[begin DATASET CONTENT]

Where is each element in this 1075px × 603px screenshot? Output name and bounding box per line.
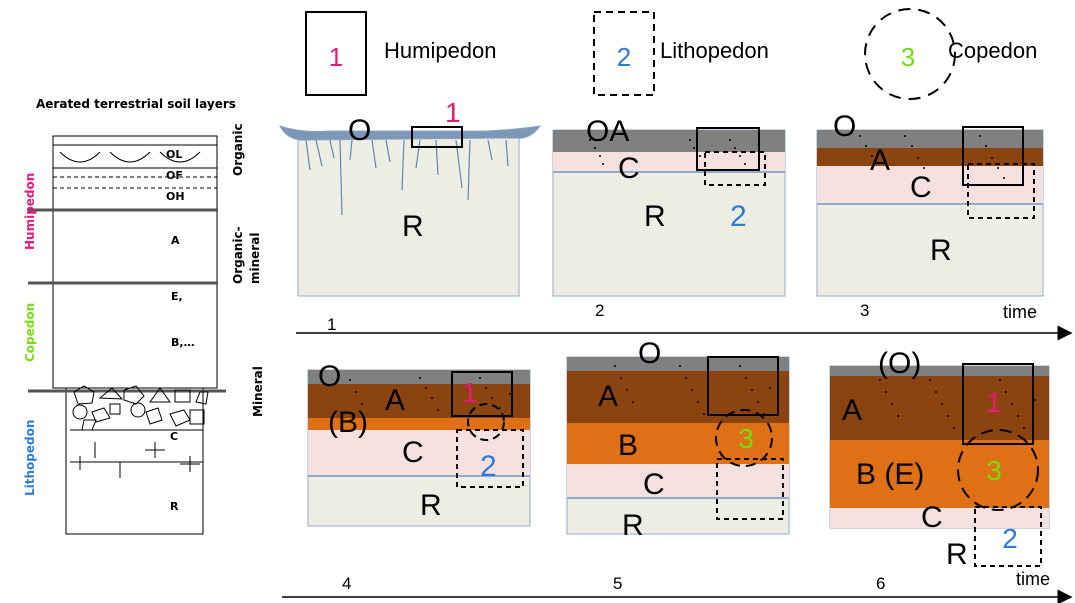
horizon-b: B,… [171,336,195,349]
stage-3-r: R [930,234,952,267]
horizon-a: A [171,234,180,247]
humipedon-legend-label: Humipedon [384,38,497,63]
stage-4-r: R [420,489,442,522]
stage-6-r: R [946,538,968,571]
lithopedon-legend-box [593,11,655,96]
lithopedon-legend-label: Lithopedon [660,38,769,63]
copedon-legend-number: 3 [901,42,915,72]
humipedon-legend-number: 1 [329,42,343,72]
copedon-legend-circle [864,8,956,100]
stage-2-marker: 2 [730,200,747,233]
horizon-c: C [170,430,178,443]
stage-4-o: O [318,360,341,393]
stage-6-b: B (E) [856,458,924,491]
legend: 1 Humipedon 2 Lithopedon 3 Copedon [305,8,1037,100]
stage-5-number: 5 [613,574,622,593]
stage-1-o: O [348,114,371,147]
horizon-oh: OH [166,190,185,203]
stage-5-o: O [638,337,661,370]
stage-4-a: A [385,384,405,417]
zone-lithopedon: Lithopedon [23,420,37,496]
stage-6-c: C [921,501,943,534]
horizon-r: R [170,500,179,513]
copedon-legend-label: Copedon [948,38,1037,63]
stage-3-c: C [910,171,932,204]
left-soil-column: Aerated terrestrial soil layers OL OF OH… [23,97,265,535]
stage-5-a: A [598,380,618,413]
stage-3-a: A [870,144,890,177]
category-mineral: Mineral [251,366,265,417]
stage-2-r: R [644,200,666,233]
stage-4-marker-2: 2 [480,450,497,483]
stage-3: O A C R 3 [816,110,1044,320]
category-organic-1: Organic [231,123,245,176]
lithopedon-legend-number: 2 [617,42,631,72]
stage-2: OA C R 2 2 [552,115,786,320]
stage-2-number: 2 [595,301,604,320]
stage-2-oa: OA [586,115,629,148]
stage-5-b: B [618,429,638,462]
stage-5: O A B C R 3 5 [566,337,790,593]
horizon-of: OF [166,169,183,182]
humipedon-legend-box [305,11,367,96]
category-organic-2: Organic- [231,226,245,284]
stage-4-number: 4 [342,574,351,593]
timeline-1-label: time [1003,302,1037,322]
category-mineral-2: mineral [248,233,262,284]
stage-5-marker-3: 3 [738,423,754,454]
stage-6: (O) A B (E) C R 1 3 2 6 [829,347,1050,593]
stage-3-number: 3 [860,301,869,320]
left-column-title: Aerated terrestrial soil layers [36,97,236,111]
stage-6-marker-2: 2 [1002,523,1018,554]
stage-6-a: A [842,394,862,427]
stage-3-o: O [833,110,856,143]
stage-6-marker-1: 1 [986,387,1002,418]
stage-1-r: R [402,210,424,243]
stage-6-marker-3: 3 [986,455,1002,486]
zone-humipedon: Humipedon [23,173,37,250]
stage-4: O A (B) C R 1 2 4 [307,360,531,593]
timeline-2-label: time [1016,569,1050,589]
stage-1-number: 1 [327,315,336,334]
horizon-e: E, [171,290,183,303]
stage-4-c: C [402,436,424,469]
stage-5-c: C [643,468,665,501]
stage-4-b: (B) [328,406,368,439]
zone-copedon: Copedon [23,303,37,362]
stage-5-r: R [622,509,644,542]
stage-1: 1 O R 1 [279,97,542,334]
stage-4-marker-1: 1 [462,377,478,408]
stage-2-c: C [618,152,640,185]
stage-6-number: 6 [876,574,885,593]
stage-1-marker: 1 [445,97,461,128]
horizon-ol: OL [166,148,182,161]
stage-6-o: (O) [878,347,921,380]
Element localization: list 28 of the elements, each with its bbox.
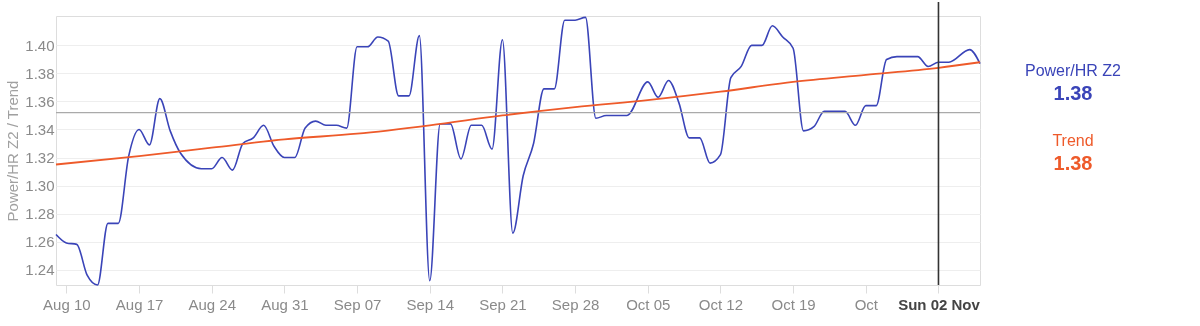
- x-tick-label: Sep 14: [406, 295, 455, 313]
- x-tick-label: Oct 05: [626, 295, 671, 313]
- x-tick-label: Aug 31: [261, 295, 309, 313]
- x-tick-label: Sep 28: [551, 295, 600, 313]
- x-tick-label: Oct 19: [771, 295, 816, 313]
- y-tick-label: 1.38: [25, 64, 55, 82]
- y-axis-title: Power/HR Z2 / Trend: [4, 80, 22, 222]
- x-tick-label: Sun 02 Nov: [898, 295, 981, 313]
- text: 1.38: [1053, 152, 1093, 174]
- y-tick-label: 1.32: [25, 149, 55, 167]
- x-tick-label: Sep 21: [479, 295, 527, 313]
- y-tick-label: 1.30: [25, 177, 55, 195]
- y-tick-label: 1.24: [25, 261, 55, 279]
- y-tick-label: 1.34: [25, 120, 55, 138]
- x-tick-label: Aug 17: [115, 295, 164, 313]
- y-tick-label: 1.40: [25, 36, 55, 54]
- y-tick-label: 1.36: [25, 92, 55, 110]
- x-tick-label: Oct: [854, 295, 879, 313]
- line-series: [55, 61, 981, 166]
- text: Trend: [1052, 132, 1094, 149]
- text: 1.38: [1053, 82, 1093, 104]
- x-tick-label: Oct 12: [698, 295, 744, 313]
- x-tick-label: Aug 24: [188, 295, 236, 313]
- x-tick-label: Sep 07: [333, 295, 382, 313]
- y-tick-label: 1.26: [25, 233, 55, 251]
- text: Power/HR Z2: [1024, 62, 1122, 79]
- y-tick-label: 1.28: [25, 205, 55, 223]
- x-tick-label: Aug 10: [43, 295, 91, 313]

[end DATASET CONTENT]

| STATED GOAL |
Can you reproduce every entry above word for word, leaving out the pictures?

| RESULT OF THE TASK |
Where is each element in this 1075px × 603px screenshot? Output name and bounding box per line.
horizon-b: B,… [171,336,195,349]
stage-3-r: R [930,234,952,267]
horizon-a: A [171,234,180,247]
humipedon-legend-label: Humipedon [384,38,497,63]
stage-4-r: R [420,489,442,522]
stage-6-r: R [946,538,968,571]
lithopedon-legend-box [593,11,655,96]
lithopedon-legend-label: Lithopedon [660,38,769,63]
copedon-legend-number: 3 [901,42,915,72]
humipedon-legend-number: 1 [329,42,343,72]
copedon-legend-circle [864,8,956,100]
stage-2-marker: 2 [730,200,747,233]
horizon-c: C [170,430,178,443]
stage-4-o: O [318,360,341,393]
stage-6-b: B (E) [856,458,924,491]
legend: 1 Humipedon 2 Lithopedon 3 Copedon [305,8,1037,100]
stage-5-number: 5 [613,574,622,593]
stage-1-o: O [348,114,371,147]
horizon-oh: OH [166,190,185,203]
stage-5-o: O [638,337,661,370]
stage-4-a: A [385,384,405,417]
zone-lithopedon: Lithopedon [23,420,37,496]
stage-6-c: C [921,501,943,534]
horizon-r: R [170,500,179,513]
copedon-legend-label: Copedon [948,38,1037,63]
stage-3-c: C [910,171,932,204]
left-soil-column: Aerated terrestrial soil layers OL OF OH… [23,97,265,535]
stage-5-a: A [598,380,618,413]
stage-3-a: A [870,144,890,177]
category-mineral: Mineral [251,366,265,417]
stage-2-r: R [644,200,666,233]
stage-4-marker-2: 2 [480,450,497,483]
stage-3: O A C R 3 [816,110,1044,320]
category-organic-1: Organic [231,123,245,176]
lithopedon-legend-number: 2 [617,42,631,72]
stage-2: OA C R 2 2 [552,115,786,320]
stage-2-number: 2 [595,301,604,320]
stage-2-oa: OA [586,115,629,148]
stage-5-b: B [618,429,638,462]
stage-5: O A B C R 3 5 [566,337,790,593]
horizon-of: OF [166,169,183,182]
humipedon-legend-box [305,11,367,96]
category-organic-2: Organic- [231,226,245,284]
stage-4-number: 4 [342,574,351,593]
timeline-1-label: time [1003,302,1037,322]
category-mineral-2: mineral [248,233,262,284]
stage-5-marker-3: 3 [738,423,754,454]
stage-6: (O) A B (E) C R 1 3 2 6 [829,347,1050,593]
stage-3-number: 3 [860,301,869,320]
left-column-title: Aerated terrestrial soil layers [36,97,236,111]
stage-6-marker-2: 2 [1002,523,1018,554]
stage-6-a: A [842,394,862,427]
stage-3-o: O [833,110,856,143]
stage-6-marker-1: 1 [986,387,1002,418]
stage-1-r: R [402,210,424,243]
stage-6-marker-3: 3 [986,455,1002,486]
zone-humipedon: Humipedon [23,173,37,250]
stage-4: O A (B) C R 1 2 4 [307,360,531,593]
timeline-2-label: time [1016,569,1050,589]
stage-1-number: 1 [327,315,336,334]
horizon-e: E, [171,290,183,303]
stage-4-c: C [402,436,424,469]
stage-5-c: C [643,468,665,501]
stage-4-b: (B) [328,406,368,439]
zone-copedon: Copedon [23,303,37,362]
stage-5-r: R [622,509,644,542]
stage-1: 1 O R 1 [279,97,542,334]
stage-4-marker-1: 1 [462,377,478,408]
stage-2-c: C [618,152,640,185]
stage-6-number: 6 [876,574,885,593]
stage-1-marker: 1 [445,97,461,128]
horizon-ol: OL [166,148,182,161]
stage-6-o: (O) [878,347,921,380]
Element localization: list 28 of the elements, each with its bbox.
- x-tick-label: Sep 14: [406, 295, 455, 313]
- x-tick-label: Oct 05: [626, 295, 671, 313]
- x-tick-label: Aug 31: [261, 295, 309, 313]
- x-tick-label: Sep 28: [551, 295, 600, 313]
- x-tick-label: Oct 19: [771, 295, 816, 313]
- y-tick-label: 1.38: [25, 64, 55, 82]
- y-axis-title: Power/HR Z2 / Trend: [4, 80, 22, 222]
- x-tick-label: Sun 02 Nov: [898, 295, 981, 313]
- text: 1.38: [1053, 152, 1093, 174]
- y-tick-label: 1.32: [25, 149, 55, 167]
- x-tick-label: Sep 21: [479, 295, 527, 313]
- y-tick-label: 1.30: [25, 177, 55, 195]
- y-tick-label: 1.24: [25, 261, 55, 279]
- y-tick-label: 1.34: [25, 120, 55, 138]
- x-tick-label: Aug 17: [115, 295, 164, 313]
- y-tick-label: 1.40: [25, 36, 55, 54]
- y-tick-label: 1.36: [25, 92, 55, 110]
- x-tick-label: Oct: [854, 295, 879, 313]
- line-series: [55, 61, 981, 166]
- text: Trend: [1052, 132, 1094, 149]
- text: 1.38: [1053, 82, 1093, 104]
- x-tick-label: Oct 12: [698, 295, 744, 313]
- x-tick-label: Aug 24: [188, 295, 236, 313]
- x-tick-label: Sep 07: [333, 295, 382, 313]
- y-tick-label: 1.26: [25, 233, 55, 251]
- text: Power/HR Z2: [1024, 62, 1122, 79]
- y-tick-label: 1.28: [25, 205, 55, 223]
- x-tick-label: Aug 10: [43, 295, 91, 313]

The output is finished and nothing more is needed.